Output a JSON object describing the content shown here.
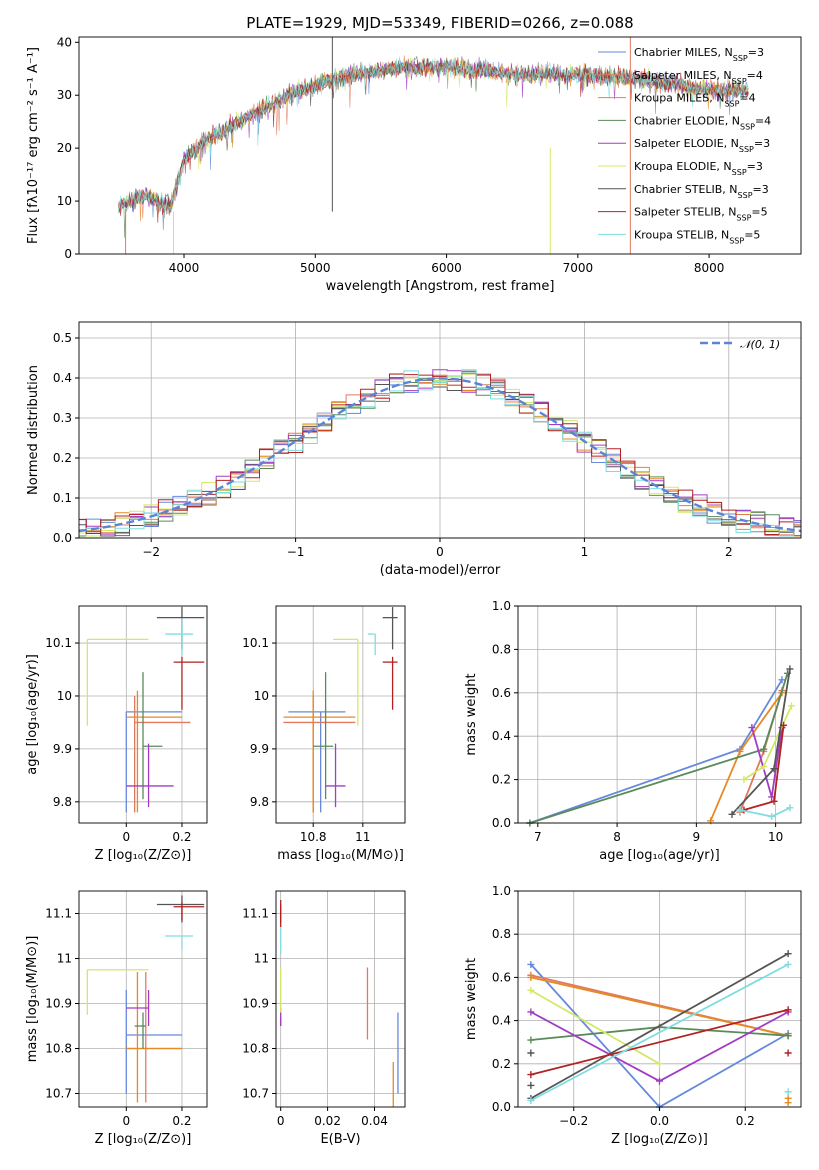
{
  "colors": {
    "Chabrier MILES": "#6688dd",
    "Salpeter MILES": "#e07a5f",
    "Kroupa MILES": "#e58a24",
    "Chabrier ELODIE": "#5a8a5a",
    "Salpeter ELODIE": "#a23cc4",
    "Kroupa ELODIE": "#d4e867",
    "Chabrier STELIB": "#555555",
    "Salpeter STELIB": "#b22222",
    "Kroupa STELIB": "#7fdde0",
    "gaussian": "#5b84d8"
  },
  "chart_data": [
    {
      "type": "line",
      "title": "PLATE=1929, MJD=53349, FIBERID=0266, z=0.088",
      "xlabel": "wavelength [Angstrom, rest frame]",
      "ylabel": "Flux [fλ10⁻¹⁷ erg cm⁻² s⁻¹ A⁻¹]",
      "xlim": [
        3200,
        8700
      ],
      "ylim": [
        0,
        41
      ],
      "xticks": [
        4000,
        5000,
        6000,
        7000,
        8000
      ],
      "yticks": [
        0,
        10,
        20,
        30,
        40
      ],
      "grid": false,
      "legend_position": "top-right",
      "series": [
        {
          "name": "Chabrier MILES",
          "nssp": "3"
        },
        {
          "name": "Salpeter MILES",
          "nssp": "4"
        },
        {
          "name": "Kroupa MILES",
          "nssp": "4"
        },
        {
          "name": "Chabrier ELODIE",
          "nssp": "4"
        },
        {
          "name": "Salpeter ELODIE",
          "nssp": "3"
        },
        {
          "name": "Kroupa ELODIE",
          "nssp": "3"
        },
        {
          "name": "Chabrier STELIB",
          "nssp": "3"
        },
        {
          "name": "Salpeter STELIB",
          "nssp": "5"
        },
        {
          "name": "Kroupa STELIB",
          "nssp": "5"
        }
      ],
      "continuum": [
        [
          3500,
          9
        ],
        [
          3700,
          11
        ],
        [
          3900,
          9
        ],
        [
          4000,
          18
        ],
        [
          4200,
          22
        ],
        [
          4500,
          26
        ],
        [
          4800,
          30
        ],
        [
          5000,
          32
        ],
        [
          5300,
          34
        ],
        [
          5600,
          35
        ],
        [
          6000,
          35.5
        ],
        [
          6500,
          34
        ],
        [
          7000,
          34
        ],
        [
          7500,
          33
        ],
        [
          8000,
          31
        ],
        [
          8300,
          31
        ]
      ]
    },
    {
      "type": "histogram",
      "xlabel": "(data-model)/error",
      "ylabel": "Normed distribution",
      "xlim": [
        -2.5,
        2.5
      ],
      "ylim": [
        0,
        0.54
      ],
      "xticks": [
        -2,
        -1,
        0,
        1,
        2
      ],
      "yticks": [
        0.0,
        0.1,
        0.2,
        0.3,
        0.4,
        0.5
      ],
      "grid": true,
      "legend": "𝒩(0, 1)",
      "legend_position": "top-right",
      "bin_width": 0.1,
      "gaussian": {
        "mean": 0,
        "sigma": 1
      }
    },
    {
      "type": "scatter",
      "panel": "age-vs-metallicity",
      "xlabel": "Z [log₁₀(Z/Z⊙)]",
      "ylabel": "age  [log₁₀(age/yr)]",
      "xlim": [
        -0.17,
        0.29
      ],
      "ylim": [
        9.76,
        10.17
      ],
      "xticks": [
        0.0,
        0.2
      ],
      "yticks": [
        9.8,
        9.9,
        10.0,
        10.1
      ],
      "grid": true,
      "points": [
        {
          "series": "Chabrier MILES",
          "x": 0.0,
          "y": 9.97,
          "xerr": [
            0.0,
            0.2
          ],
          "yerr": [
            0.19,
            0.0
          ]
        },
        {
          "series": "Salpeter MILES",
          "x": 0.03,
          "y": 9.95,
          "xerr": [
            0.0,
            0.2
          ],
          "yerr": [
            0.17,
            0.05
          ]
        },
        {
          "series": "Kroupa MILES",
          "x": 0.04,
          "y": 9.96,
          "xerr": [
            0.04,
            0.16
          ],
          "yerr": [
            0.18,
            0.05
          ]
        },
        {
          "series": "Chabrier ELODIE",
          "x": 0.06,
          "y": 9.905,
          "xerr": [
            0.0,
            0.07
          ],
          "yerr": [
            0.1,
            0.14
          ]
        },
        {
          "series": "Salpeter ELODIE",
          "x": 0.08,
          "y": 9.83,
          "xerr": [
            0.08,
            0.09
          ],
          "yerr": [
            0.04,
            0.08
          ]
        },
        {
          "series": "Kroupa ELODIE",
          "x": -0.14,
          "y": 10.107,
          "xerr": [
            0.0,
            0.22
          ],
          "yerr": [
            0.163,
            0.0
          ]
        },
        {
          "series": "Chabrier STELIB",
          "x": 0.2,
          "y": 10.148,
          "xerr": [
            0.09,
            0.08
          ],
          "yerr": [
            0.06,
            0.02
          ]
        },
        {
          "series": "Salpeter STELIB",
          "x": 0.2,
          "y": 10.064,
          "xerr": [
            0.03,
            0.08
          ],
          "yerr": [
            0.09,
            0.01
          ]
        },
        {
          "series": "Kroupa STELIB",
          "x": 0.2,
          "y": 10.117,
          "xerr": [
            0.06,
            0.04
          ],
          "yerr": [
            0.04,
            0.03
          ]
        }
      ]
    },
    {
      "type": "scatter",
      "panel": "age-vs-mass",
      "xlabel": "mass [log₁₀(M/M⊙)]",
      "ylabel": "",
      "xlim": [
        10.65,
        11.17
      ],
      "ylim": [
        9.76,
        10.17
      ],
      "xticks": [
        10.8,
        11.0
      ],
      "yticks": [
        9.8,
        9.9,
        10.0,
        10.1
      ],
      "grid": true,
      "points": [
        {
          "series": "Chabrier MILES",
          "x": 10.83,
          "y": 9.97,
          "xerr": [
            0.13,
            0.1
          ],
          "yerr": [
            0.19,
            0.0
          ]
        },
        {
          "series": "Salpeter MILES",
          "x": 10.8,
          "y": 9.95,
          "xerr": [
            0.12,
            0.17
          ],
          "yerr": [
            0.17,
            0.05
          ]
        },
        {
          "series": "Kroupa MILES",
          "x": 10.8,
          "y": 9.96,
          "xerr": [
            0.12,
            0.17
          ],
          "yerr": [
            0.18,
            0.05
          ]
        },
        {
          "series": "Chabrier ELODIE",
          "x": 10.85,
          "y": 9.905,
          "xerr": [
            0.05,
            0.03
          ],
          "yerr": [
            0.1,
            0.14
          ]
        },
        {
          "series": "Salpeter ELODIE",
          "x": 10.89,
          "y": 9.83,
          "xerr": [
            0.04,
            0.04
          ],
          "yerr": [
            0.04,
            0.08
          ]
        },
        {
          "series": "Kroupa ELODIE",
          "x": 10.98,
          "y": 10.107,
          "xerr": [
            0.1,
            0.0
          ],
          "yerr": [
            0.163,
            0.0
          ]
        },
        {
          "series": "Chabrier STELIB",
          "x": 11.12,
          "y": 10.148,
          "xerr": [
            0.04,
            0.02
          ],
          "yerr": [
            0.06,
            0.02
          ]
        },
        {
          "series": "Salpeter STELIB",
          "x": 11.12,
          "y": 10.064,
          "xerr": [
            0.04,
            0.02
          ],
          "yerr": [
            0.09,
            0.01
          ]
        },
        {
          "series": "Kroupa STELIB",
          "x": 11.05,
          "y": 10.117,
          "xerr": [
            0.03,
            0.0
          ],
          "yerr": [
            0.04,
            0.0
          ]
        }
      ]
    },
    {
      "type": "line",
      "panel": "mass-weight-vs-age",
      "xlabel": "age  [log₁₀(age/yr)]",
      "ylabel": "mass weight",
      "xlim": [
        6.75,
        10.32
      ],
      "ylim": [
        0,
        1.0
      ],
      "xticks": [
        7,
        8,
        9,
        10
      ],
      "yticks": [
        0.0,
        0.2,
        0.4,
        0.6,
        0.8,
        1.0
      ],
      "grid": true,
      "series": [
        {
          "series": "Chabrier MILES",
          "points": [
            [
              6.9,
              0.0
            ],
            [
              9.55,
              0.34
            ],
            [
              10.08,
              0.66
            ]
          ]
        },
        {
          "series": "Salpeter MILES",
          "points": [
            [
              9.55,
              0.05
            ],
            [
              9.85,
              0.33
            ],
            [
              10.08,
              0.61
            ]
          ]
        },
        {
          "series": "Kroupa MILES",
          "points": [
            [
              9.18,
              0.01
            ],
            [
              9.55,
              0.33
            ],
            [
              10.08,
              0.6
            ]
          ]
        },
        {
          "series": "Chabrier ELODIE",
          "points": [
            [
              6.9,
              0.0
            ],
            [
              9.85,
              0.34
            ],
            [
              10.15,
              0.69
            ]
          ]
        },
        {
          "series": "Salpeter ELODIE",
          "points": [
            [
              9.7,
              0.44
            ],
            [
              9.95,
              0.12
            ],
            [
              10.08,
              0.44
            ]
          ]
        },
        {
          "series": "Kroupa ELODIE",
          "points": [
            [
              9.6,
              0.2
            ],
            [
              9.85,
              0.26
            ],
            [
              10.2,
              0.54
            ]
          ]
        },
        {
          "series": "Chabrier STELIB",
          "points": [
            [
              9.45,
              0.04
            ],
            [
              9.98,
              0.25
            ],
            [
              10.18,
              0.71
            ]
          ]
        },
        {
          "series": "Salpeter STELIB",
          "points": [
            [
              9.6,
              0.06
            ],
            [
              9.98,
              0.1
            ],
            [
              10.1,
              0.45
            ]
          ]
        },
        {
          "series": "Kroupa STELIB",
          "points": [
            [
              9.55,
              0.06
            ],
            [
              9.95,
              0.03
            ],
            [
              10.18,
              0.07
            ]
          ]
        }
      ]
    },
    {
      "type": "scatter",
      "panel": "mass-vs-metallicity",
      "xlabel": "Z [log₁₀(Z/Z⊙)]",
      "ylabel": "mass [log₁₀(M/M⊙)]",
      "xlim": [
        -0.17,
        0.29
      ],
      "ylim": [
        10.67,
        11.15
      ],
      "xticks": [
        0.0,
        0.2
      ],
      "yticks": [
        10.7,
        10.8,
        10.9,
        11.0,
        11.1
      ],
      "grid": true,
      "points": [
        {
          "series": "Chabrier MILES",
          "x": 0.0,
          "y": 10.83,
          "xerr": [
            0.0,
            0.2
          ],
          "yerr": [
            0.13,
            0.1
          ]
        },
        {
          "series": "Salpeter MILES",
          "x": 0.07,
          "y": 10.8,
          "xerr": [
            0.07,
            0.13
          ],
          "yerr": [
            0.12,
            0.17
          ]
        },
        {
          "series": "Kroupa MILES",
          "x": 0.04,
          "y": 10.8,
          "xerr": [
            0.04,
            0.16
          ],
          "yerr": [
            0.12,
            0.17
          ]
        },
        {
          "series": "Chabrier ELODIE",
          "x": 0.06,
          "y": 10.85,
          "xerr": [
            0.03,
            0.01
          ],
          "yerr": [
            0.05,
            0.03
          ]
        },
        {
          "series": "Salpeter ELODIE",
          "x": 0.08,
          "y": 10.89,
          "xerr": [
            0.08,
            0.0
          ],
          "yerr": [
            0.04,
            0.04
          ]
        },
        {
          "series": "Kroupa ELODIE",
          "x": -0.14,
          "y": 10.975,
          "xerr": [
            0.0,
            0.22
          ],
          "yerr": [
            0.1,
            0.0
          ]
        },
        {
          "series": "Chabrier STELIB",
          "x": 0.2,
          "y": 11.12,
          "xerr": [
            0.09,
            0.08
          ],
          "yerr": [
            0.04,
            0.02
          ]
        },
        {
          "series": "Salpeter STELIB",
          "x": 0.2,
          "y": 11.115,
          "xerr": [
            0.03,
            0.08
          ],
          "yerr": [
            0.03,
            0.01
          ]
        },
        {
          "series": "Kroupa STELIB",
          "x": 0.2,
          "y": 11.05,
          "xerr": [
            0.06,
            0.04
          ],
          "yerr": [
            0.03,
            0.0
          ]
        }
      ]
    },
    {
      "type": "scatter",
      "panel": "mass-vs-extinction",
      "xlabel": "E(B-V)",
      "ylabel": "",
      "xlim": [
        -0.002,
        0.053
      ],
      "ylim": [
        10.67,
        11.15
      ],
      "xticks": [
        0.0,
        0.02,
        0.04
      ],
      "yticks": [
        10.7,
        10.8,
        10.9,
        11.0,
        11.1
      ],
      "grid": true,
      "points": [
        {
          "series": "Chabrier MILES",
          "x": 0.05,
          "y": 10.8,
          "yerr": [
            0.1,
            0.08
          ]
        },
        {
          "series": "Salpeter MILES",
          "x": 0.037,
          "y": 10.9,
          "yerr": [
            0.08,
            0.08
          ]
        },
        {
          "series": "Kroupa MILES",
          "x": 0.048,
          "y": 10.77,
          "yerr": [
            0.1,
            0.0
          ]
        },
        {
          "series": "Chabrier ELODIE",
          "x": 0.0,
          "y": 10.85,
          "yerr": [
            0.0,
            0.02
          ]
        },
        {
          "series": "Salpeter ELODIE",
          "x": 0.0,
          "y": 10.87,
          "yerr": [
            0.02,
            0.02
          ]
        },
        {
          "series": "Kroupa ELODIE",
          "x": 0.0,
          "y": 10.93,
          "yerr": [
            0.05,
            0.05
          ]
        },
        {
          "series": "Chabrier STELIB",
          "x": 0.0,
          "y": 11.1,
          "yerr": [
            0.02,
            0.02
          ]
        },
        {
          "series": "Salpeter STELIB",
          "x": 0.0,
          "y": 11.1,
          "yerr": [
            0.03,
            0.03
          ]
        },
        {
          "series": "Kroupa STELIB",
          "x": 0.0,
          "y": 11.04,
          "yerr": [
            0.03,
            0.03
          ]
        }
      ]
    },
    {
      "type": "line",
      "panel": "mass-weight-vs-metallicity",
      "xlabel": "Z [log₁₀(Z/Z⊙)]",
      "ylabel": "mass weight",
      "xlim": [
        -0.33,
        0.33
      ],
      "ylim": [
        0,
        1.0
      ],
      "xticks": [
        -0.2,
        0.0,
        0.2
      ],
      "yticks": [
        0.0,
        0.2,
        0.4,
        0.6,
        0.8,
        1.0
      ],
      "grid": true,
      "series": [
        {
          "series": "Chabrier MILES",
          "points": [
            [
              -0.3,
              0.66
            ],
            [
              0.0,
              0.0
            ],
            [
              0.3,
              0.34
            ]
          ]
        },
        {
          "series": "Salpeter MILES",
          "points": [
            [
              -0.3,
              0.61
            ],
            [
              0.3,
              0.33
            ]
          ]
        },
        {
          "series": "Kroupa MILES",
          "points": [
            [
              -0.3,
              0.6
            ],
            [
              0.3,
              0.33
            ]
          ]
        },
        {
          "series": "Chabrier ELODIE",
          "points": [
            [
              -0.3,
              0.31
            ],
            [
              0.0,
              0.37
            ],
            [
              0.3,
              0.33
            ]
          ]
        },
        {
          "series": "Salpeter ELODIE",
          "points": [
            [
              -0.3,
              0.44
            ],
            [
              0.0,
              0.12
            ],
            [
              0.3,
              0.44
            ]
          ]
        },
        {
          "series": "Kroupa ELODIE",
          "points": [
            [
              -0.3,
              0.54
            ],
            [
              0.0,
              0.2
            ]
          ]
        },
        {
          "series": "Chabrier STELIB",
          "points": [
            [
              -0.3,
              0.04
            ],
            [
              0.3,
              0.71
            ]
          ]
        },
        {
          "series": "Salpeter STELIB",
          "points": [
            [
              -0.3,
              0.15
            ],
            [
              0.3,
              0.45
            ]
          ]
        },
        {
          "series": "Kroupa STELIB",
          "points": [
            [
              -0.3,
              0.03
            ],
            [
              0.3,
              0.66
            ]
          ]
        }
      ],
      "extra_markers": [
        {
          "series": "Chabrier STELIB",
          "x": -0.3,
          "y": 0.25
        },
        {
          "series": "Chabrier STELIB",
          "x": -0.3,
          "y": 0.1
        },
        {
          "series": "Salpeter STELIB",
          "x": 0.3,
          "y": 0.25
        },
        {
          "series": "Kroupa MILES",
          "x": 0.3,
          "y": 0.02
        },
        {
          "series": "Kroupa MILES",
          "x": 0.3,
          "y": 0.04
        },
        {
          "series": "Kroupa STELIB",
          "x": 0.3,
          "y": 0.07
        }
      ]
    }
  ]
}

* * *

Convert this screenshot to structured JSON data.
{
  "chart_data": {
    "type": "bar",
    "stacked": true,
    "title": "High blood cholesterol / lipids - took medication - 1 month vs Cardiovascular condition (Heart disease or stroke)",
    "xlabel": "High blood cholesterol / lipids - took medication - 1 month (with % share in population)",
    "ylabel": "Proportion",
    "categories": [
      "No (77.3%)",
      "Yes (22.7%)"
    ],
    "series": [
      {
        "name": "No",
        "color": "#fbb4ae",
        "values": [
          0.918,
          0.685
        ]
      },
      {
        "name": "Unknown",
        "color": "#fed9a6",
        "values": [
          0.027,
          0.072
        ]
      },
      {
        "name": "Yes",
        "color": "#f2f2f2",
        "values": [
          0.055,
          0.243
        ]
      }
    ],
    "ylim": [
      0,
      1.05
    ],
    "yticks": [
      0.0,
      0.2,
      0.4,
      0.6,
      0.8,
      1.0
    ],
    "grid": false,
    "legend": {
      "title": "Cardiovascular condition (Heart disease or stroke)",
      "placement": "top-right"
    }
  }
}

* * *

- [What you need to do]: Your answer should be only a number: how many lines of the data above contain the string "name"?

- [Solved exercise]: 12